### INSTRUCTIONS TO FOLLOW
Lines containing "Equity" are to be counted. Give the number and nothing more.

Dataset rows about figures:
** Start **
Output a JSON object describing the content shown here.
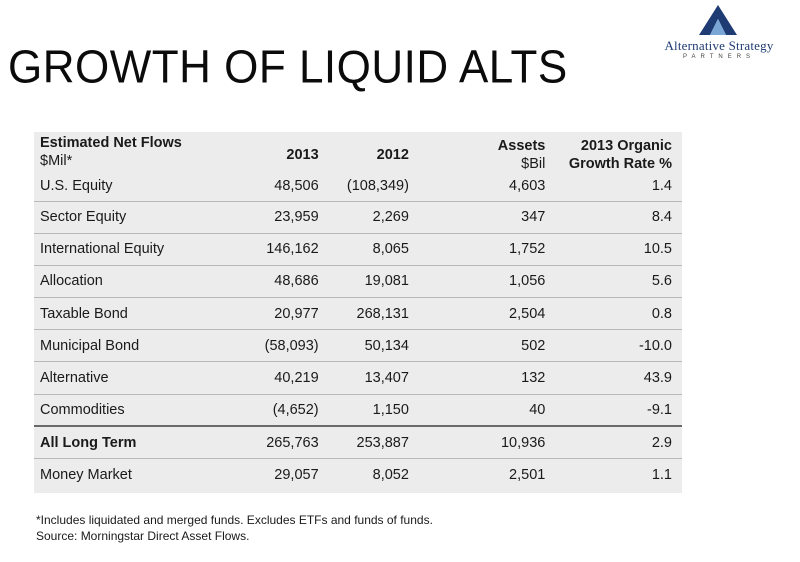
{
  "slide": {
    "title": "GROWTH OF LIQUID ALTS"
  },
  "logo": {
    "icon": "triangle-a-icon",
    "name": "Alternative Strategy",
    "tagline": "PARTNERS",
    "colors": {
      "dark": "#1f3b73",
      "light": "#7aa6d6"
    }
  },
  "table": {
    "headers": {
      "label_line1": "Estimated Net Flows",
      "label_line2": "$Mil*",
      "col_2013": "2013",
      "col_2012": "2012",
      "assets_line1": "Assets",
      "assets_line2": "$Bil",
      "growth_line1": "2013 Organic",
      "growth_line2": "Growth Rate %"
    },
    "rows": [
      {
        "label": "U.S. Equity",
        "v2013": "48,506",
        "v2012": "(108,349)",
        "assets": "4,603",
        "growth": "1.4"
      },
      {
        "label": "Sector Equity",
        "v2013": "23,959",
        "v2012": "2,269",
        "assets": "347",
        "growth": "8.4"
      },
      {
        "label": "International Equity",
        "v2013": "146,162",
        "v2012": "8,065",
        "assets": "1,752",
        "growth": "10.5"
      },
      {
        "label": "Allocation",
        "v2013": "48,686",
        "v2012": "19,081",
        "assets": "1,056",
        "growth": "5.6"
      },
      {
        "label": "Taxable Bond",
        "v2013": "20,977",
        "v2012": "268,131",
        "assets": "2,504",
        "growth": "0.8"
      },
      {
        "label": "Municipal Bond",
        "v2013": "(58,093)",
        "v2012": "50,134",
        "assets": "502",
        "growth": "-10.0"
      },
      {
        "label": "Alternative",
        "v2013": "40,219",
        "v2012": "13,407",
        "assets": "132",
        "growth": "43.9"
      },
      {
        "label": "Commodities",
        "v2013": "(4,652)",
        "v2012": "1,150",
        "assets": "40",
        "growth": "-9.1"
      },
      {
        "label": "All Long Term",
        "v2013": "265,763",
        "v2012": "253,887",
        "assets": "10,936",
        "growth": "2.9"
      },
      {
        "label": "Money Market",
        "v2013": "29,057",
        "v2012": "8,052",
        "assets": "2,501",
        "growth": "1.1"
      }
    ]
  },
  "footnote": {
    "line1": "*Includes liquidated and merged funds. Excludes ETFs and funds of funds.",
    "line2": "Source: Morningstar Direct Asset Flows."
  }
}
** End **
### ANSWER TO THIS TASK
3